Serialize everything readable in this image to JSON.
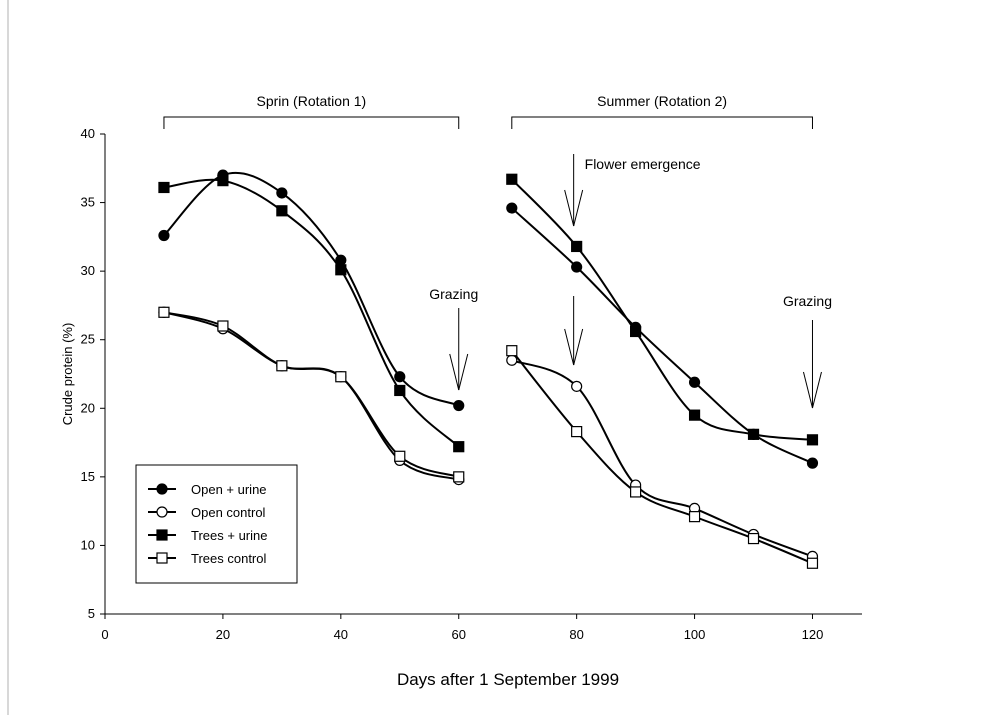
{
  "chart_data": {
    "type": "line",
    "title": "",
    "xlabel": "Days after 1 September 1999",
    "ylabel": "Crude protein (%)",
    "xlim": [
      0,
      125
    ],
    "ylim": [
      5,
      40
    ],
    "x_ticks": [
      0,
      20,
      40,
      60,
      80,
      100,
      120
    ],
    "y_ticks": [
      5,
      10,
      15,
      20,
      25,
      30,
      35,
      40
    ],
    "grid": false,
    "legend_position": "lower-left",
    "period_labels": [
      {
        "label": "Sprin (Rotation 1)",
        "x_start": 10,
        "x_end": 60
      },
      {
        "label": "Summer (Rotation 2)",
        "x_start": 69,
        "x_end": 120
      }
    ],
    "annotations": [
      {
        "text": "Flower emergence",
        "x": 80
      },
      {
        "text": "Grazing",
        "x": 60
      },
      {
        "text": "Grazing",
        "x": 120
      }
    ],
    "series": [
      {
        "name": "Open + urine",
        "marker": "filled-circle",
        "segments": [
          {
            "x": [
              10,
              20,
              30,
              40,
              50,
              60
            ],
            "y": [
              32.6,
              37.0,
              35.7,
              30.8,
              22.3,
              20.2
            ]
          },
          {
            "x": [
              69,
              80,
              90,
              100,
              110,
              120
            ],
            "y": [
              34.6,
              30.3,
              25.9,
              21.9,
              18.1,
              16.0
            ]
          }
        ]
      },
      {
        "name": "Open control",
        "marker": "open-circle",
        "segments": [
          {
            "x": [
              10,
              20,
              30,
              40,
              50,
              60
            ],
            "y": [
              27.0,
              25.8,
              23.1,
              22.3,
              16.2,
              14.8
            ]
          },
          {
            "x": [
              69,
              80,
              90,
              100,
              110,
              120
            ],
            "y": [
              23.5,
              21.6,
              14.4,
              12.7,
              10.8,
              9.2
            ]
          }
        ]
      },
      {
        "name": "Trees + urine",
        "marker": "filled-square",
        "segments": [
          {
            "x": [
              10,
              20,
              30,
              40,
              50,
              60
            ],
            "y": [
              36.1,
              36.6,
              34.4,
              30.1,
              21.3,
              17.2
            ]
          },
          {
            "x": [
              69,
              80,
              90,
              100,
              110,
              120
            ],
            "y": [
              36.7,
              31.8,
              25.6,
              19.5,
              18.1,
              17.7
            ]
          }
        ]
      },
      {
        "name": "Trees control",
        "marker": "open-square",
        "segments": [
          {
            "x": [
              10,
              20,
              30,
              40,
              50,
              60
            ],
            "y": [
              27.0,
              26.0,
              23.1,
              22.3,
              16.5,
              15.0
            ]
          },
          {
            "x": [
              69,
              80,
              90,
              100,
              110,
              120
            ],
            "y": [
              24.2,
              18.3,
              13.9,
              12.1,
              10.5,
              8.7
            ]
          }
        ]
      }
    ]
  }
}
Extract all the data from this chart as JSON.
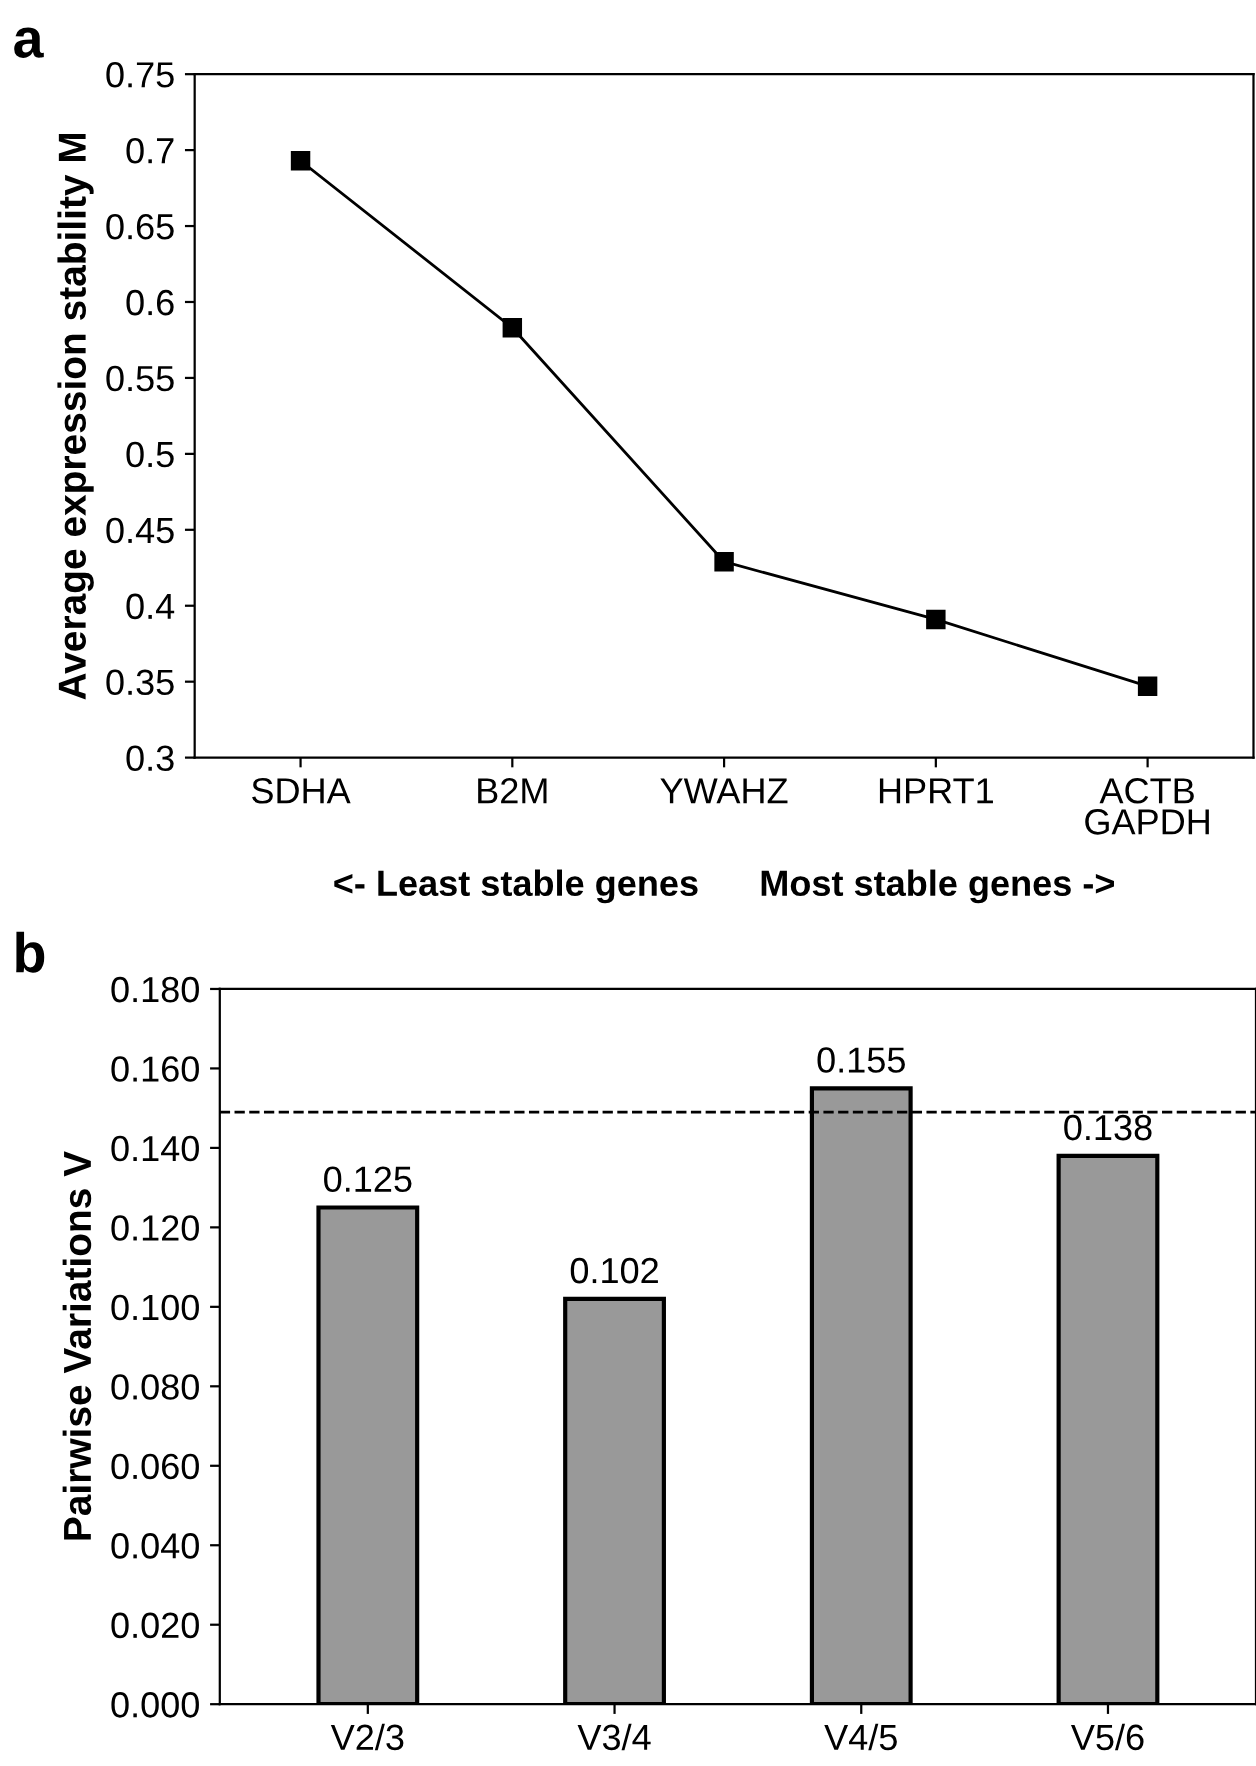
{
  "chart_data": [
    {
      "type": "line",
      "title": "a",
      "ylabel": "Average expression stability M",
      "xlabel": "<- Least stable genes      Most stable genes ->",
      "categories": [
        "SDHA",
        "B2M",
        "YWAHZ",
        "HPRT1",
        "ACTB\nGAPDH"
      ],
      "series": [
        {
          "color": "#000000",
          "values": [
            0.693,
            0.583,
            0.429,
            0.391,
            0.347
          ]
        }
      ],
      "marker": "square",
      "line_style": "solid",
      "grid": false,
      "ylim": [
        0.3,
        0.75
      ],
      "yticks": [
        0.3,
        0.35,
        0.4,
        0.45,
        0.5,
        0.55,
        0.6,
        0.65,
        0.7,
        0.75
      ]
    },
    {
      "type": "bar",
      "title": "b",
      "ylabel": "Pairwise Variations V",
      "categories": [
        "V2/3",
        "V3/4",
        "V4/5",
        "V5/6"
      ],
      "series": [
        {
          "color": "#999999",
          "values": [
            0.125,
            0.102,
            0.155,
            0.138
          ]
        }
      ],
      "data_labels": true,
      "grid": false,
      "ref_lines": [
        {
          "axis": "y",
          "value": 0.149,
          "label": null,
          "color": "#000000",
          "line_style": "dashed"
        }
      ],
      "ylim": [
        0,
        0.18
      ],
      "yticks": [
        {
          "value": 0,
          "label": "0.000"
        },
        {
          "value": 0.02,
          "label": "0.020"
        },
        {
          "value": 0.04,
          "label": "0.040"
        },
        {
          "value": 0.06,
          "label": "0.060"
        },
        {
          "value": 0.08,
          "label": "0.080"
        },
        {
          "value": 0.1,
          "label": "0.100"
        },
        {
          "value": 0.12,
          "label": "0.120"
        },
        {
          "value": 0.14,
          "label": "0.140"
        },
        {
          "value": 0.16,
          "label": "0.160"
        },
        {
          "value": 0.18,
          "label": "0.180"
        }
      ]
    }
  ]
}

TASK ITEM => Every entry above needs to be printed again exactly, with its pictures left out.

SOLUTION FOR THIS PROBLEM =>
Serialize everything readable in this image to JSON.
{
  "chart_data": {
    "type": "line",
    "title": "",
    "xlabel": "Days after 1 September 1999",
    "ylabel": "Crude protein (%)",
    "xlim": [
      0,
      125
    ],
    "ylim": [
      5,
      40
    ],
    "x_ticks": [
      0,
      20,
      40,
      60,
      80,
      100,
      120
    ],
    "y_ticks": [
      5,
      10,
      15,
      20,
      25,
      30,
      35,
      40
    ],
    "grid": false,
    "legend_position": "lower-left",
    "period_labels": [
      {
        "label": "Sprin (Rotation 1)",
        "x_start": 10,
        "x_end": 60
      },
      {
        "label": "Summer (Rotation 2)",
        "x_start": 69,
        "x_end": 120
      }
    ],
    "annotations": [
      {
        "text": "Flower emergence",
        "x": 80
      },
      {
        "text": "Grazing",
        "x": 60
      },
      {
        "text": "Grazing",
        "x": 120
      }
    ],
    "series": [
      {
        "name": "Open + urine",
        "marker": "filled-circle",
        "segments": [
          {
            "x": [
              10,
              20,
              30,
              40,
              50,
              60
            ],
            "y": [
              32.6,
              37.0,
              35.7,
              30.8,
              22.3,
              20.2
            ]
          },
          {
            "x": [
              69,
              80,
              90,
              100,
              110,
              120
            ],
            "y": [
              34.6,
              30.3,
              25.9,
              21.9,
              18.1,
              16.0
            ]
          }
        ]
      },
      {
        "name": "Open control",
        "marker": "open-circle",
        "segments": [
          {
            "x": [
              10,
              20,
              30,
              40,
              50,
              60
            ],
            "y": [
              27.0,
              25.8,
              23.1,
              22.3,
              16.2,
              14.8
            ]
          },
          {
            "x": [
              69,
              80,
              90,
              100,
              110,
              120
            ],
            "y": [
              23.5,
              21.6,
              14.4,
              12.7,
              10.8,
              9.2
            ]
          }
        ]
      },
      {
        "name": "Trees + urine",
        "marker": "filled-square",
        "segments": [
          {
            "x": [
              10,
              20,
              30,
              40,
              50,
              60
            ],
            "y": [
              36.1,
              36.6,
              34.4,
              30.1,
              21.3,
              17.2
            ]
          },
          {
            "x": [
              69,
              80,
              90,
              100,
              110,
              120
            ],
            "y": [
              36.7,
              31.8,
              25.6,
              19.5,
              18.1,
              17.7
            ]
          }
        ]
      },
      {
        "name": "Trees control",
        "marker": "open-square",
        "segments": [
          {
            "x": [
              10,
              20,
              30,
              40,
              50,
              60
            ],
            "y": [
              27.0,
              26.0,
              23.1,
              22.3,
              16.5,
              15.0
            ]
          },
          {
            "x": [
              69,
              80,
              90,
              100,
              110,
              120
            ],
            "y": [
              24.2,
              18.3,
              13.9,
              12.1,
              10.5,
              8.7
            ]
          }
        ]
      }
    ]
  }
}
Extract all the data from this chart as JSON.
{
  "chart_data": [
    {
      "type": "line",
      "title": "a",
      "ylabel": "Average expression stability M",
      "xlabel": "<- Least stable genes      Most stable genes ->",
      "categories": [
        "SDHA",
        "B2M",
        "YWAHZ",
        "HPRT1",
        "ACTB\nGAPDH"
      ],
      "series": [
        {
          "color": "#000000",
          "values": [
            0.693,
            0.583,
            0.429,
            0.391,
            0.347
          ]
        }
      ],
      "marker": "square",
      "line_style": "solid",
      "grid": false,
      "ylim": [
        0.3,
        0.75
      ],
      "yticks": [
        0.3,
        0.35,
        0.4,
        0.45,
        0.5,
        0.55,
        0.6,
        0.65,
        0.7,
        0.75
      ]
    },
    {
      "type": "bar",
      "title": "b",
      "ylabel": "Pairwise Variations V",
      "categories": [
        "V2/3",
        "V3/4",
        "V4/5",
        "V5/6"
      ],
      "series": [
        {
          "color": "#999999",
          "values": [
            0.125,
            0.102,
            0.155,
            0.138
          ]
        }
      ],
      "data_labels": true,
      "grid": false,
      "ref_lines": [
        {
          "axis": "y",
          "value": 0.149,
          "label": null,
          "color": "#000000",
          "line_style": "dashed"
        }
      ],
      "ylim": [
        0,
        0.18
      ],
      "yticks": [
        {
          "value": 0,
          "label": "0.000"
        },
        {
          "value": 0.02,
          "label": "0.020"
        },
        {
          "value": 0.04,
          "label": "0.040"
        },
        {
          "value": 0.06,
          "label": "0.060"
        },
        {
          "value": 0.08,
          "label": "0.080"
        },
        {
          "value": 0.1,
          "label": "0.100"
        },
        {
          "value": 0.12,
          "label": "0.120"
        },
        {
          "value": 0.14,
          "label": "0.140"
        },
        {
          "value": 0.16,
          "label": "0.160"
        },
        {
          "value": 0.18,
          "label": "0.180"
        }
      ]
    }
  ]
}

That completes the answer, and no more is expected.